**WHAT NEEDS TO BE DONE:** Return, without alteration, the part of the listing that opens with its first line and closes with the line containing "savebox-icon <box>590 23 612 45</box>", both of these lines included.

(Records from a data collection)
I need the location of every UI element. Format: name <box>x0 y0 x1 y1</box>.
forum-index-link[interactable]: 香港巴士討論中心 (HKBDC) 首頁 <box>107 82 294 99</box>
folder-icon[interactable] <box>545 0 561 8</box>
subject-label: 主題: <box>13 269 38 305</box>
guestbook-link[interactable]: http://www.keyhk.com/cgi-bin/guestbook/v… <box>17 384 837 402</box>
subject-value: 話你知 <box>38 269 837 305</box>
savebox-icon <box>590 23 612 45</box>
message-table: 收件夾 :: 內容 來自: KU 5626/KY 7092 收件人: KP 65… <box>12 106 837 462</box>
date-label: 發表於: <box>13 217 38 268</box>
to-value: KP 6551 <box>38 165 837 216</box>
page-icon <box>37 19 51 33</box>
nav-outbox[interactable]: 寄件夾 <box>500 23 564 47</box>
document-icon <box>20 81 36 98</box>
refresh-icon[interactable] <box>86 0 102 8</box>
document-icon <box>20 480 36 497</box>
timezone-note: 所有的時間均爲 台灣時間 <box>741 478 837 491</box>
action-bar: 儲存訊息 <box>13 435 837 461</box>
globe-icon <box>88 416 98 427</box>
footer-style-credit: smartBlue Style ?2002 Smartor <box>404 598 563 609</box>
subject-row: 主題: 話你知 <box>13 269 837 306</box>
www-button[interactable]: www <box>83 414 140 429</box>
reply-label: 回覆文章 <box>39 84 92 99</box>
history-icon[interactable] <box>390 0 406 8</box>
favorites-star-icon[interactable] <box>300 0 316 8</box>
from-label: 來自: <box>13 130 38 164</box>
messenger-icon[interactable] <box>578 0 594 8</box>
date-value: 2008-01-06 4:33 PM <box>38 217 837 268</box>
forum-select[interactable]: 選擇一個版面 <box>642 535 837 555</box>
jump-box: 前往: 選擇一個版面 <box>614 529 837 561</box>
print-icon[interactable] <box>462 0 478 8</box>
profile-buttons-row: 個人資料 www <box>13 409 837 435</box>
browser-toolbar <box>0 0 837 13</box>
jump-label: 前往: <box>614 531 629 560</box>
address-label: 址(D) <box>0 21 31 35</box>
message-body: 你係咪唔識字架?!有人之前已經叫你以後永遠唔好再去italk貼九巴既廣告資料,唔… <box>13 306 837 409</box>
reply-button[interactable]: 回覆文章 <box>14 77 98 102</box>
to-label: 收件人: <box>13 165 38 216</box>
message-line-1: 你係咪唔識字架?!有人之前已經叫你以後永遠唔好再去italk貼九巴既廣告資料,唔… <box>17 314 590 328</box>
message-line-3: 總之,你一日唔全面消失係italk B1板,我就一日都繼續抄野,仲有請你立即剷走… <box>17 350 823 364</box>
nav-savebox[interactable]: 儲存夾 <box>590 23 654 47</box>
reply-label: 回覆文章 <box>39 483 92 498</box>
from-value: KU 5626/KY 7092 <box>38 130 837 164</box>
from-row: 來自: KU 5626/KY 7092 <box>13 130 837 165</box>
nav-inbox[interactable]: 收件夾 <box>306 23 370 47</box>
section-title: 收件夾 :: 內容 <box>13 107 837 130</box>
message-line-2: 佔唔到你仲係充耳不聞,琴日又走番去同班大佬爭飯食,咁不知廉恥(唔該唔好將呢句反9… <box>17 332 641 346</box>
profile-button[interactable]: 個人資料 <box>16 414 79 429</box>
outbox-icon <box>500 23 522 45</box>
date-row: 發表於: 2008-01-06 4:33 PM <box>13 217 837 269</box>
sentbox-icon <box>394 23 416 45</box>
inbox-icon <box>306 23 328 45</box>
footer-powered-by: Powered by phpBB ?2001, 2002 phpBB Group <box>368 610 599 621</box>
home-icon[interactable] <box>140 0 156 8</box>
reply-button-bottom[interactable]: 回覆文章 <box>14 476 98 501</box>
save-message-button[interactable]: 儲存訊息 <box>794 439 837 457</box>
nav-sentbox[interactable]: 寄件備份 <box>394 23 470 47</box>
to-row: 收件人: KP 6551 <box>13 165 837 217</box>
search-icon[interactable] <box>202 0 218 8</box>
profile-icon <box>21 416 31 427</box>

**WRITTEN SOLUTION:**
I need the location of every UI element. Format: name <box>x0 y0 x1 y1</box>.
forum-index-link[interactable]: 香港巴士討論中心 (HKBDC) 首頁 <box>107 82 294 99</box>
folder-icon[interactable] <box>545 0 561 8</box>
subject-label: 主題: <box>13 269 38 305</box>
guestbook-link[interactable]: http://www.keyhk.com/cgi-bin/guestbook/v… <box>17 384 837 402</box>
subject-value: 話你知 <box>38 269 837 305</box>
savebox-icon <box>590 23 612 45</box>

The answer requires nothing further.